● **WHAT YOU NEED TO DO**
Leave out the pictures and repeat the rest of the material exactly.

### INFORMATION GIVEN

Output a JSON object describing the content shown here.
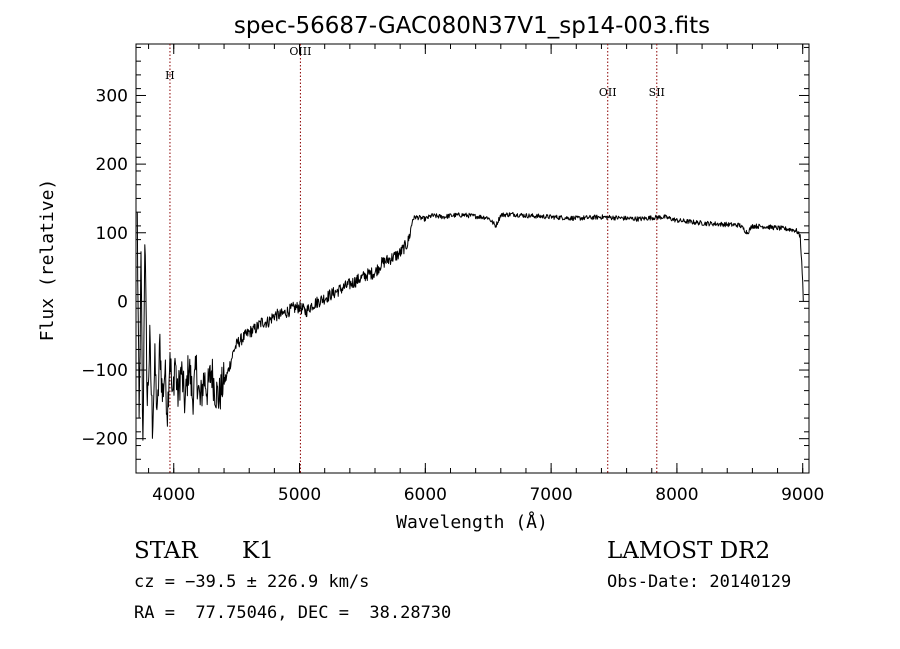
{
  "chart_data": {
    "type": "line",
    "title": "spec-56687-GAC080N37V1_sp14-003.fits",
    "xlabel": "Wavelength (Å)",
    "ylabel": "Flux (relative)",
    "xlim": [
      3700,
      9050
    ],
    "ylim": [
      -250,
      375
    ],
    "x_ticks": [
      4000,
      5000,
      6000,
      7000,
      8000,
      9000
    ],
    "y_ticks": [
      -200,
      -100,
      0,
      100,
      200,
      300
    ],
    "grid": false,
    "line_color": "#000000",
    "marker_color": "#8b0000",
    "lines": [
      {
        "label": "H",
        "x": 3970,
        "label_y": 330
      },
      {
        "label": "OIII",
        "x": 5007,
        "label_y": 365
      },
      {
        "label": "OII",
        "x": 7450,
        "label_y": 305
      },
      {
        "label": "SII",
        "x": 7840,
        "label_y": 305
      }
    ],
    "series": [
      {
        "x": [
          3710,
          3725,
          3740,
          3755,
          3770,
          3790,
          3810,
          3830,
          3850,
          3870,
          3890,
          3910,
          3930,
          3950,
          3970,
          3990,
          4010,
          4030,
          4060,
          4090,
          4120,
          4150,
          4180,
          4210,
          4240,
          4270,
          4300,
          4330,
          4360,
          4390,
          4420,
          4450,
          4480,
          4510,
          4540,
          4570,
          4600,
          4650,
          4700,
          4750,
          4800,
          4850,
          4900,
          4950,
          5000,
          5050,
          5100,
          5150,
          5200,
          5250,
          5300,
          5350,
          5400,
          5450,
          5500,
          5550,
          5600,
          5650,
          5700,
          5750,
          5800,
          5830,
          5860,
          5880,
          5900,
          5920,
          5950,
          6000,
          6050,
          6100,
          6150,
          6200,
          6300,
          6400,
          6500,
          6560,
          6600,
          6700,
          6800,
          6900,
          7000,
          7100,
          7200,
          7300,
          7400,
          7500,
          7600,
          7700,
          7800,
          7900,
          8000,
          8100,
          8200,
          8300,
          8400,
          8500,
          8560,
          8600,
          8700,
          8800,
          8900,
          8950,
          8980,
          9000,
          9005
        ],
        "y": [
          120,
          -180,
          60,
          -220,
          100,
          -150,
          -60,
          -180,
          -90,
          -170,
          -60,
          -140,
          -100,
          -160,
          -70,
          -150,
          -80,
          -140,
          -100,
          -150,
          -90,
          -140,
          -100,
          -150,
          -110,
          -130,
          -100,
          -130,
          -140,
          -120,
          -110,
          -90,
          -70,
          -60,
          -55,
          -50,
          -45,
          -40,
          -30,
          -30,
          -20,
          -20,
          -15,
          -10,
          -8,
          -15,
          -5,
          0,
          5,
          10,
          15,
          20,
          25,
          30,
          35,
          40,
          42,
          55,
          60,
          65,
          70,
          78,
          85,
          100,
          120,
          123,
          122,
          120,
          125,
          124,
          123,
          125,
          126,
          124,
          122,
          110,
          126,
          127,
          125,
          124,
          123,
          122,
          121,
          122,
          123,
          122,
          121,
          120,
          122,
          123,
          118,
          116,
          114,
          113,
          112,
          111,
          100,
          110,
          109,
          107,
          105,
          103,
          95,
          30,
          0
        ]
      }
    ],
    "info": {
      "object_class": "STAR",
      "subclass": "K1",
      "survey": "LAMOST DR2",
      "cz": "cz = −39.5 ± 226.9 km/s",
      "obs_date": "Obs-Date: 20140129",
      "radec": "RA =  77.75046, DEC =  38.28730"
    }
  }
}
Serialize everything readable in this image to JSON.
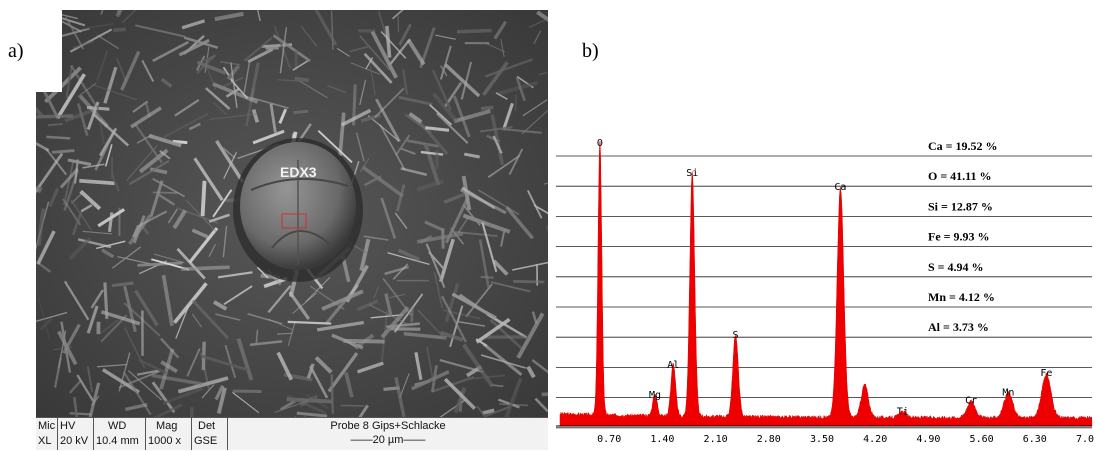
{
  "panels": {
    "a": "a)",
    "b": "b)"
  },
  "micrograph": {
    "marker_label": "EDX3",
    "info_bar": {
      "headers": [
        "Mic",
        "HV",
        "WD",
        "Mag",
        "Det"
      ],
      "values": [
        "XL",
        "20 kV",
        "10.4 mm",
        "1000 x",
        "GSE"
      ],
      "sample": "Probe 8 Gips+Schlacke",
      "scale": "——20 µm——"
    }
  },
  "chart_data": {
    "type": "area",
    "xlim": [
      0,
      7.0
    ],
    "ylim": [
      0,
      100
    ],
    "x_ticks": [
      "0.70",
      "1.40",
      "2.10",
      "2.80",
      "3.50",
      "4.20",
      "4.90",
      "5.60",
      "6.30",
      "7.00"
    ],
    "x_tick_values": [
      0.7,
      1.4,
      2.1,
      2.8,
      3.5,
      4.2,
      4.9,
      5.6,
      6.3,
      7.0
    ],
    "series_color": "#ee0000",
    "peaks": [
      {
        "label": "O",
        "x": 0.525,
        "y": 100
      },
      {
        "label": "Mg",
        "x": 1.25,
        "y": 8
      },
      {
        "label": "Al",
        "x": 1.49,
        "y": 19
      },
      {
        "label": "Si",
        "x": 1.74,
        "y": 89
      },
      {
        "label": "S",
        "x": 2.31,
        "y": 30
      },
      {
        "label": "Ca",
        "x": 3.69,
        "y": 84
      },
      {
        "label": "",
        "x": 4.01,
        "y": 12
      },
      {
        "label": "Ti",
        "x": 4.51,
        "y": 2
      },
      {
        "label": "Cr",
        "x": 5.41,
        "y": 6
      },
      {
        "label": "Mn",
        "x": 5.9,
        "y": 9
      },
      {
        "label": "Fe",
        "x": 6.4,
        "y": 16
      }
    ],
    "composition": [
      "Ca = 19.52 %",
      "O = 41.11 %",
      "Si = 12.87 %",
      "Fe = 9.93 %",
      "S = 4.94 %",
      "Mn = 4.12 %",
      "Al = 3.73 %"
    ]
  }
}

######

● **FINISHED ANSWER**
Output a JSON object describing the content shown here.
{
  "chart_data": {
    "type": "line",
    "title": "spec-56687-GAC080N37V1_sp14-003.fits",
    "xlabel": "Wavelength (Å)",
    "ylabel": "Flux (relative)",
    "xlim": [
      3700,
      9050
    ],
    "ylim": [
      -250,
      375
    ],
    "x_ticks": [
      4000,
      5000,
      6000,
      7000,
      8000,
      9000
    ],
    "y_ticks": [
      -200,
      -100,
      0,
      100,
      200,
      300
    ],
    "grid": false,
    "line_color": "#000000",
    "marker_color": "#8b0000",
    "lines": [
      {
        "label": "H",
        "x": 3970,
        "label_y": 330
      },
      {
        "label": "OIII",
        "x": 5007,
        "label_y": 365
      },
      {
        "label": "OII",
        "x": 7450,
        "label_y": 305
      },
      {
        "label": "SII",
        "x": 7840,
        "label_y": 305
      }
    ],
    "series": [
      {
        "x": [
          3710,
          3725,
          3740,
          3755,
          3770,
          3790,
          3810,
          3830,
          3850,
          3870,
          3890,
          3910,
          3930,
          3950,
          3970,
          3990,
          4010,
          4030,
          4060,
          4090,
          4120,
          4150,
          4180,
          4210,
          4240,
          4270,
          4300,
          4330,
          4360,
          4390,
          4420,
          4450,
          4480,
          4510,
          4540,
          4570,
          4600,
          4650,
          4700,
          4750,
          4800,
          4850,
          4900,
          4950,
          5000,
          5050,
          5100,
          5150,
          5200,
          5250,
          5300,
          5350,
          5400,
          5450,
          5500,
          5550,
          5600,
          5650,
          5700,
          5750,
          5800,
          5830,
          5860,
          5880,
          5900,
          5920,
          5950,
          6000,
          6050,
          6100,
          6150,
          6200,
          6300,
          6400,
          6500,
          6560,
          6600,
          6700,
          6800,
          6900,
          7000,
          7100,
          7200,
          7300,
          7400,
          7500,
          7600,
          7700,
          7800,
          7900,
          8000,
          8100,
          8200,
          8300,
          8400,
          8500,
          8560,
          8600,
          8700,
          8800,
          8900,
          8950,
          8980,
          9000,
          9005
        ],
        "y": [
          120,
          -180,
          60,
          -220,
          100,
          -150,
          -60,
          -180,
          -90,
          -170,
          -60,
          -140,
          -100,
          -160,
          -70,
          -150,
          -80,
          -140,
          -100,
          -150,
          -90,
          -140,
          -100,
          -150,
          -110,
          -130,
          -100,
          -130,
          -140,
          -120,
          -110,
          -90,
          -70,
          -60,
          -55,
          -50,
          -45,
          -40,
          -30,
          -30,
          -20,
          -20,
          -15,
          -10,
          -8,
          -15,
          -5,
          0,
          5,
          10,
          15,
          20,
          25,
          30,
          35,
          40,
          42,
          55,
          60,
          65,
          70,
          78,
          85,
          100,
          120,
          123,
          122,
          120,
          125,
          124,
          123,
          125,
          126,
          124,
          122,
          110,
          126,
          127,
          125,
          124,
          123,
          122,
          121,
          122,
          123,
          122,
          121,
          120,
          122,
          123,
          118,
          116,
          114,
          113,
          112,
          111,
          100,
          110,
          109,
          107,
          105,
          103,
          95,
          30,
          0
        ]
      }
    ],
    "info": {
      "object_class": "STAR",
      "subclass": "K1",
      "survey": "LAMOST DR2",
      "cz": "cz = −39.5 ± 226.9 km/s",
      "obs_date": "Obs-Date: 20140129",
      "radec": "RA =  77.75046, DEC =  38.28730"
    }
  }
}
Serialize everything readable in this image to JSON.
{
  "panels": {
    "a": "a)",
    "b": "b)"
  },
  "micrograph": {
    "marker_label": "EDX3",
    "info_bar": {
      "headers": [
        "Mic",
        "HV",
        "WD",
        "Mag",
        "Det"
      ],
      "values": [
        "XL",
        "20 kV",
        "10.4 mm",
        "1000 x",
        "GSE"
      ],
      "sample": "Probe 8 Gips+Schlacke",
      "scale": "——20 µm——"
    }
  },
  "chart_data": {
    "type": "area",
    "xlim": [
      0,
      7.0
    ],
    "ylim": [
      0,
      100
    ],
    "x_ticks": [
      "0.70",
      "1.40",
      "2.10",
      "2.80",
      "3.50",
      "4.20",
      "4.90",
      "5.60",
      "6.30",
      "7.00"
    ],
    "x_tick_values": [
      0.7,
      1.4,
      2.1,
      2.8,
      3.5,
      4.2,
      4.9,
      5.6,
      6.3,
      7.0
    ],
    "series_color": "#ee0000",
    "peaks": [
      {
        "label": "O",
        "x": 0.525,
        "y": 100
      },
      {
        "label": "Mg",
        "x": 1.25,
        "y": 8
      },
      {
        "label": "Al",
        "x": 1.49,
        "y": 19
      },
      {
        "label": "Si",
        "x": 1.74,
        "y": 89
      },
      {
        "label": "S",
        "x": 2.31,
        "y": 30
      },
      {
        "label": "Ca",
        "x": 3.69,
        "y": 84
      },
      {
        "label": "",
        "x": 4.01,
        "y": 12
      },
      {
        "label": "Ti",
        "x": 4.51,
        "y": 2
      },
      {
        "label": "Cr",
        "x": 5.41,
        "y": 6
      },
      {
        "label": "Mn",
        "x": 5.9,
        "y": 9
      },
      {
        "label": "Fe",
        "x": 6.4,
        "y": 16
      }
    ],
    "composition": [
      "Ca = 19.52 %",
      "O = 41.11 %",
      "Si = 12.87 %",
      "Fe = 9.93 %",
      "S = 4.94 %",
      "Mn = 4.12 %",
      "Al = 3.73 %"
    ]
  }
}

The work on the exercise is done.